- Your instructions
Write out the records below once more, exactly as they stand.
....
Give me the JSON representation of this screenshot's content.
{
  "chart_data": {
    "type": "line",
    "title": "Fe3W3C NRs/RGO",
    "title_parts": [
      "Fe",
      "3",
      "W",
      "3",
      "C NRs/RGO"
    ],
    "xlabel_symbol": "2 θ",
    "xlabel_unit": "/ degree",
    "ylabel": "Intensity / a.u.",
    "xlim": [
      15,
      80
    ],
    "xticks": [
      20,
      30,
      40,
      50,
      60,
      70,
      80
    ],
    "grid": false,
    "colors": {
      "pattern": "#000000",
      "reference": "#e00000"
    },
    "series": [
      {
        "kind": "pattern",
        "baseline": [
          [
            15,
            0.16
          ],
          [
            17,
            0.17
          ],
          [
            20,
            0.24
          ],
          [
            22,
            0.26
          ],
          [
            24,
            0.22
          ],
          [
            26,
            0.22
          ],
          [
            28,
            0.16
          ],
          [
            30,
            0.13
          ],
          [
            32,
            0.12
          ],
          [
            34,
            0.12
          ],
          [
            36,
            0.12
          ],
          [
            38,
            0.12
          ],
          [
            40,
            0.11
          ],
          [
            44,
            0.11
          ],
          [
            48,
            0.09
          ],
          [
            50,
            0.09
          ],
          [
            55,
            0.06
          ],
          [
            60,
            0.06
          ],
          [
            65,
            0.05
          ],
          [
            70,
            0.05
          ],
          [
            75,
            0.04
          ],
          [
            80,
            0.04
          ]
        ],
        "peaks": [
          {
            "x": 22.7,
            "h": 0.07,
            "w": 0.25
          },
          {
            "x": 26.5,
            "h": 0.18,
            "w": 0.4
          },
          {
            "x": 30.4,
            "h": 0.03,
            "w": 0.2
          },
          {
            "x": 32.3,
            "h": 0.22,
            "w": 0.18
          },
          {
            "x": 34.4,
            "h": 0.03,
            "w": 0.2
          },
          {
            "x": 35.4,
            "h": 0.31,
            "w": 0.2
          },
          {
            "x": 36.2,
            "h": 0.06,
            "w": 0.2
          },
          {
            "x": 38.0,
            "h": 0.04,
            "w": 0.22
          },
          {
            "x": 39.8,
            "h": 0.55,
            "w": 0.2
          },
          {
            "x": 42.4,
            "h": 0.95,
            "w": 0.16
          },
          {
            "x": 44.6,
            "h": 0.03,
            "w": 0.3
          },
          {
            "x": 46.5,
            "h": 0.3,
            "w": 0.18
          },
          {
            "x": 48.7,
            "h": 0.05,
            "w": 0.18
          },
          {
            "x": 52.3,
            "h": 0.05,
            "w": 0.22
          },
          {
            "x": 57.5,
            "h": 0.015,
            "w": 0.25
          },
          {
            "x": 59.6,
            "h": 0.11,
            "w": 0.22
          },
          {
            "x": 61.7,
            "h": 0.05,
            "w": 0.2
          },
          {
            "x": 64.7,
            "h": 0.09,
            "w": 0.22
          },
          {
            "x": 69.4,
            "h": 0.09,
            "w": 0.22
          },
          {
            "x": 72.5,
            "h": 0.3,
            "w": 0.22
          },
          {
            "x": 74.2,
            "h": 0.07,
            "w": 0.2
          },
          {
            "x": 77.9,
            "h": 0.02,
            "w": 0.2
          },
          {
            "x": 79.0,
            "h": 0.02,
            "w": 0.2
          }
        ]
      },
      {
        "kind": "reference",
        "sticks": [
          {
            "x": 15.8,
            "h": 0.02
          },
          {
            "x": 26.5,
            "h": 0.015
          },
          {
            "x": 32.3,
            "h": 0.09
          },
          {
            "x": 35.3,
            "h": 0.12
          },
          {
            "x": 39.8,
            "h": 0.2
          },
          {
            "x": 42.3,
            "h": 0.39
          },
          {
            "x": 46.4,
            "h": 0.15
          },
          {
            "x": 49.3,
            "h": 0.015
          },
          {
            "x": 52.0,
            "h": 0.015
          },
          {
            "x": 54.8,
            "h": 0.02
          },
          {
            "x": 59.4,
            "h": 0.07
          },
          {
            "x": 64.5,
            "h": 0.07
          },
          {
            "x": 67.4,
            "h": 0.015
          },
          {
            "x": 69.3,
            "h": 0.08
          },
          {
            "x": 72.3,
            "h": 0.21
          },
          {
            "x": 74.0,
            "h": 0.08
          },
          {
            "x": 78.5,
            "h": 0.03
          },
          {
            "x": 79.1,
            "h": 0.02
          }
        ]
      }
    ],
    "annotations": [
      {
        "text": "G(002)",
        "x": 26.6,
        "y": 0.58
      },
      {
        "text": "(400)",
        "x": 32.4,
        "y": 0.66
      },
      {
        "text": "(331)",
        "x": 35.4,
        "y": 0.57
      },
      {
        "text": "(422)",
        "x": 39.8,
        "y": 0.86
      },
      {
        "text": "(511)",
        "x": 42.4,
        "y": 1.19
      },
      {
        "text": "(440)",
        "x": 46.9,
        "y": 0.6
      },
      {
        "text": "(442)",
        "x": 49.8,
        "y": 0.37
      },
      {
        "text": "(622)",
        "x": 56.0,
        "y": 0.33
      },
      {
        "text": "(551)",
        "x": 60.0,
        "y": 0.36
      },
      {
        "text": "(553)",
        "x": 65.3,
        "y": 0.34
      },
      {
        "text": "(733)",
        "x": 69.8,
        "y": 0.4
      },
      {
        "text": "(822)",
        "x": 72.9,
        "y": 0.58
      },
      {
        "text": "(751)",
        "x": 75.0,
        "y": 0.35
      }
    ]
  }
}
....
- Exercise result
Give me the JSON representation of this screenshot's content.
{
  "chart_data": {
    "type": "line",
    "title": "Fe3W3C NRs/RGO",
    "title_parts": [
      "Fe",
      "3",
      "W",
      "3",
      "C NRs/RGO"
    ],
    "xlabel_symbol": "2 θ",
    "xlabel_unit": "/ degree",
    "ylabel": "Intensity / a.u.",
    "xlim": [
      15,
      80
    ],
    "xticks": [
      20,
      30,
      40,
      50,
      60,
      70,
      80
    ],
    "grid": false,
    "colors": {
      "pattern": "#000000",
      "reference": "#e00000"
    },
    "series": [
      {
        "kind": "pattern",
        "baseline": [
          [
            15,
            0.16
          ],
          [
            17,
            0.17
          ],
          [
            20,
            0.24
          ],
          [
            22,
            0.26
          ],
          [
            24,
            0.22
          ],
          [
            26,
            0.22
          ],
          [
            28,
            0.16
          ],
          [
            30,
            0.13
          ],
          [
            32,
            0.12
          ],
          [
            34,
            0.12
          ],
          [
            36,
            0.12
          ],
          [
            38,
            0.12
          ],
          [
            40,
            0.11
          ],
          [
            44,
            0.11
          ],
          [
            48,
            0.09
          ],
          [
            50,
            0.09
          ],
          [
            55,
            0.06
          ],
          [
            60,
            0.06
          ],
          [
            65,
            0.05
          ],
          [
            70,
            0.05
          ],
          [
            75,
            0.04
          ],
          [
            80,
            0.04
          ]
        ],
        "peaks": [
          {
            "x": 22.7,
            "h": 0.07,
            "w": 0.25
          },
          {
            "x": 26.5,
            "h": 0.18,
            "w": 0.4
          },
          {
            "x": 30.4,
            "h": 0.03,
            "w": 0.2
          },
          {
            "x": 32.3,
            "h": 0.22,
            "w": 0.18
          },
          {
            "x": 34.4,
            "h": 0.03,
            "w": 0.2
          },
          {
            "x": 35.4,
            "h": 0.31,
            "w": 0.2
          },
          {
            "x": 36.2,
            "h": 0.06,
            "w": 0.2
          },
          {
            "x": 38.0,
            "h": 0.04,
            "w": 0.22
          },
          {
            "x": 39.8,
            "h": 0.55,
            "w": 0.2
          },
          {
            "x": 42.4,
            "h": 0.95,
            "w": 0.16
          },
          {
            "x": 44.6,
            "h": 0.03,
            "w": 0.3
          },
          {
            "x": 46.5,
            "h": 0.3,
            "w": 0.18
          },
          {
            "x": 48.7,
            "h": 0.05,
            "w": 0.18
          },
          {
            "x": 52.3,
            "h": 0.05,
            "w": 0.22
          },
          {
            "x": 57.5,
            "h": 0.015,
            "w": 0.25
          },
          {
            "x": 59.6,
            "h": 0.11,
            "w": 0.22
          },
          {
            "x": 61.7,
            "h": 0.05,
            "w": 0.2
          },
          {
            "x": 64.7,
            "h": 0.09,
            "w": 0.22
          },
          {
            "x": 69.4,
            "h": 0.09,
            "w": 0.22
          },
          {
            "x": 72.5,
            "h": 0.3,
            "w": 0.22
          },
          {
            "x": 74.2,
            "h": 0.07,
            "w": 0.2
          },
          {
            "x": 77.9,
            "h": 0.02,
            "w": 0.2
          },
          {
            "x": 79.0,
            "h": 0.02,
            "w": 0.2
          }
        ]
      },
      {
        "kind": "reference",
        "sticks": [
          {
            "x": 15.8,
            "h": 0.02
          },
          {
            "x": 26.5,
            "h": 0.015
          },
          {
            "x": 32.3,
            "h": 0.09
          },
          {
            "x": 35.3,
            "h": 0.12
          },
          {
            "x": 39.8,
            "h": 0.2
          },
          {
            "x": 42.3,
            "h": 0.39
          },
          {
            "x": 46.4,
            "h": 0.15
          },
          {
            "x": 49.3,
            "h": 0.015
          },
          {
            "x": 52.0,
            "h": 0.015
          },
          {
            "x": 54.8,
            "h": 0.02
          },
          {
            "x": 59.4,
            "h": 0.07
          },
          {
            "x": 64.5,
            "h": 0.07
          },
          {
            "x": 67.4,
            "h": 0.015
          },
          {
            "x": 69.3,
            "h": 0.08
          },
          {
            "x": 72.3,
            "h": 0.21
          },
          {
            "x": 74.0,
            "h": 0.08
          },
          {
            "x": 78.5,
            "h": 0.03
          },
          {
            "x": 79.1,
            "h": 0.02
          }
        ]
      }
    ],
    "annotations": [
      {
        "text": "G(002)",
        "x": 26.6,
        "y": 0.58
      },
      {
        "text": "(400)",
        "x": 32.4,
        "y": 0.66
      },
      {
        "text": "(331)",
        "x": 35.4,
        "y": 0.57
      },
      {
        "text": "(422)",
        "x": 39.8,
        "y": 0.86
      },
      {
        "text": "(511)",
        "x": 42.4,
        "y": 1.19
      },
      {
        "text": "(440)",
        "x": 46.9,
        "y": 0.6
      },
      {
        "text": "(442)",
        "x": 49.8,
        "y": 0.37
      },
      {
        "text": "(622)",
        "x": 56.0,
        "y": 0.33
      },
      {
        "text": "(551)",
        "x": 60.0,
        "y": 0.36
      },
      {
        "text": "(553)",
        "x": 65.3,
        "y": 0.34
      },
      {
        "text": "(733)",
        "x": 69.8,
        "y": 0.4
      },
      {
        "text": "(822)",
        "x": 72.9,
        "y": 0.58
      },
      {
        "text": "(751)",
        "x": 75.0,
        "y": 0.35
      }
    ]
  }
}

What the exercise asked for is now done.